◆ **Instructions for the task**: Copy each record exactly as it reads, leaving out any pictures it holds.

◆ **Raw records**:
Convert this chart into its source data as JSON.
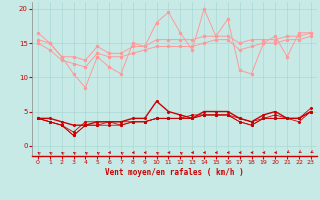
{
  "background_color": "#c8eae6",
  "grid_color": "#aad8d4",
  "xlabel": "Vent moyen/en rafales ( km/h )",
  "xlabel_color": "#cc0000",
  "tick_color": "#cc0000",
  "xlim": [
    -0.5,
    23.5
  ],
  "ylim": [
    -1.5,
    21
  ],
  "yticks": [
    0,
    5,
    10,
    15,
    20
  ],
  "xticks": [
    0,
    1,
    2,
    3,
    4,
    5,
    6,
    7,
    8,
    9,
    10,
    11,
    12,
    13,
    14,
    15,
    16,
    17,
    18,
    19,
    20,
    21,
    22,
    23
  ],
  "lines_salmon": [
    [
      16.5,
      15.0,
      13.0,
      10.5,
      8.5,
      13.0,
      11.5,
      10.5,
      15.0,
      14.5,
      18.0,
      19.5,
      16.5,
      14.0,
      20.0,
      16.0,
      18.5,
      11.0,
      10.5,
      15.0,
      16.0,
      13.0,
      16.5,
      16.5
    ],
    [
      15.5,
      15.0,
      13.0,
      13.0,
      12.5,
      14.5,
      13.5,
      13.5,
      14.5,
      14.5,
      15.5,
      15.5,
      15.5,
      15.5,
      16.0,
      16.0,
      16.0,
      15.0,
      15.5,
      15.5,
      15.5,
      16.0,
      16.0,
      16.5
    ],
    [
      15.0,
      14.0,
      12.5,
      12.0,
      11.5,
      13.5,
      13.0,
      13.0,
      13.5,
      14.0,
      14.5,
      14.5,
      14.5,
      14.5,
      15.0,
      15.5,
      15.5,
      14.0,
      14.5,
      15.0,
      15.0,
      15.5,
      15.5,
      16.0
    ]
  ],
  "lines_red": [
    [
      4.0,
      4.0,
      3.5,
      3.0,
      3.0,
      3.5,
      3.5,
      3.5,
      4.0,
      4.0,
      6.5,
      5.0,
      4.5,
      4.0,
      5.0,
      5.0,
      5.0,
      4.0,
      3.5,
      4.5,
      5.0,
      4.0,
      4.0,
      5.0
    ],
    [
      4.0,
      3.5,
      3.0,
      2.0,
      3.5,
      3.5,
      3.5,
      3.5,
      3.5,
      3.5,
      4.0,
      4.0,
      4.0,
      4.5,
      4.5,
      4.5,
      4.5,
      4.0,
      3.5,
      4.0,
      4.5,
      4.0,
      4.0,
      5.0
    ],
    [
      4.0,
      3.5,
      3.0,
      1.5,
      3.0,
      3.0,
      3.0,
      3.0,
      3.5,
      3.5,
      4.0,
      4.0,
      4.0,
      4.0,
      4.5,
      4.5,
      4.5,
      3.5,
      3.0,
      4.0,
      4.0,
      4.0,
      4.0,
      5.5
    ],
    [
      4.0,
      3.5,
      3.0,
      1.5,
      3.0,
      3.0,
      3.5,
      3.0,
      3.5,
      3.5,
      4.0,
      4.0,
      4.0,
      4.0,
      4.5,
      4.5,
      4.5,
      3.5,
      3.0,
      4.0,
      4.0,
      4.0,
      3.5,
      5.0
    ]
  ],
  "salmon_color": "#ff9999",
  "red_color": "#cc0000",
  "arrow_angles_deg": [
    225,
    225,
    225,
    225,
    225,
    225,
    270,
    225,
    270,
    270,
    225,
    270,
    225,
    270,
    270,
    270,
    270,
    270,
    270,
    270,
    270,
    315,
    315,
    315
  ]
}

◆ **Task solution**:
Convert this chart into its source data as JSON.
{
  "background_color": "#c8eae6",
  "grid_color": "#aad8d4",
  "xlabel": "Vent moyen/en rafales ( km/h )",
  "xlabel_color": "#cc0000",
  "tick_color": "#cc0000",
  "xlim": [
    -0.5,
    23.5
  ],
  "ylim": [
    -1.5,
    21
  ],
  "yticks": [
    0,
    5,
    10,
    15,
    20
  ],
  "xticks": [
    0,
    1,
    2,
    3,
    4,
    5,
    6,
    7,
    8,
    9,
    10,
    11,
    12,
    13,
    14,
    15,
    16,
    17,
    18,
    19,
    20,
    21,
    22,
    23
  ],
  "lines_salmon": [
    [
      16.5,
      15.0,
      13.0,
      10.5,
      8.5,
      13.0,
      11.5,
      10.5,
      15.0,
      14.5,
      18.0,
      19.5,
      16.5,
      14.0,
      20.0,
      16.0,
      18.5,
      11.0,
      10.5,
      15.0,
      16.0,
      13.0,
      16.5,
      16.5
    ],
    [
      15.5,
      15.0,
      13.0,
      13.0,
      12.5,
      14.5,
      13.5,
      13.5,
      14.5,
      14.5,
      15.5,
      15.5,
      15.5,
      15.5,
      16.0,
      16.0,
      16.0,
      15.0,
      15.5,
      15.5,
      15.5,
      16.0,
      16.0,
      16.5
    ],
    [
      15.0,
      14.0,
      12.5,
      12.0,
      11.5,
      13.5,
      13.0,
      13.0,
      13.5,
      14.0,
      14.5,
      14.5,
      14.5,
      14.5,
      15.0,
      15.5,
      15.5,
      14.0,
      14.5,
      15.0,
      15.0,
      15.5,
      15.5,
      16.0
    ]
  ],
  "lines_red": [
    [
      4.0,
      4.0,
      3.5,
      3.0,
      3.0,
      3.5,
      3.5,
      3.5,
      4.0,
      4.0,
      6.5,
      5.0,
      4.5,
      4.0,
      5.0,
      5.0,
      5.0,
      4.0,
      3.5,
      4.5,
      5.0,
      4.0,
      4.0,
      5.0
    ],
    [
      4.0,
      3.5,
      3.0,
      2.0,
      3.5,
      3.5,
      3.5,
      3.5,
      3.5,
      3.5,
      4.0,
      4.0,
      4.0,
      4.5,
      4.5,
      4.5,
      4.5,
      4.0,
      3.5,
      4.0,
      4.5,
      4.0,
      4.0,
      5.0
    ],
    [
      4.0,
      3.5,
      3.0,
      1.5,
      3.0,
      3.0,
      3.0,
      3.0,
      3.5,
      3.5,
      4.0,
      4.0,
      4.0,
      4.0,
      4.5,
      4.5,
      4.5,
      3.5,
      3.0,
      4.0,
      4.0,
      4.0,
      4.0,
      5.5
    ],
    [
      4.0,
      3.5,
      3.0,
      1.5,
      3.0,
      3.0,
      3.5,
      3.0,
      3.5,
      3.5,
      4.0,
      4.0,
      4.0,
      4.0,
      4.5,
      4.5,
      4.5,
      3.5,
      3.0,
      4.0,
      4.0,
      4.0,
      3.5,
      5.0
    ]
  ],
  "salmon_color": "#ff9999",
  "red_color": "#cc0000",
  "arrow_angles_deg": [
    225,
    225,
    225,
    225,
    225,
    225,
    270,
    225,
    270,
    270,
    225,
    270,
    225,
    270,
    270,
    270,
    270,
    270,
    270,
    270,
    270,
    315,
    315,
    315
  ]
}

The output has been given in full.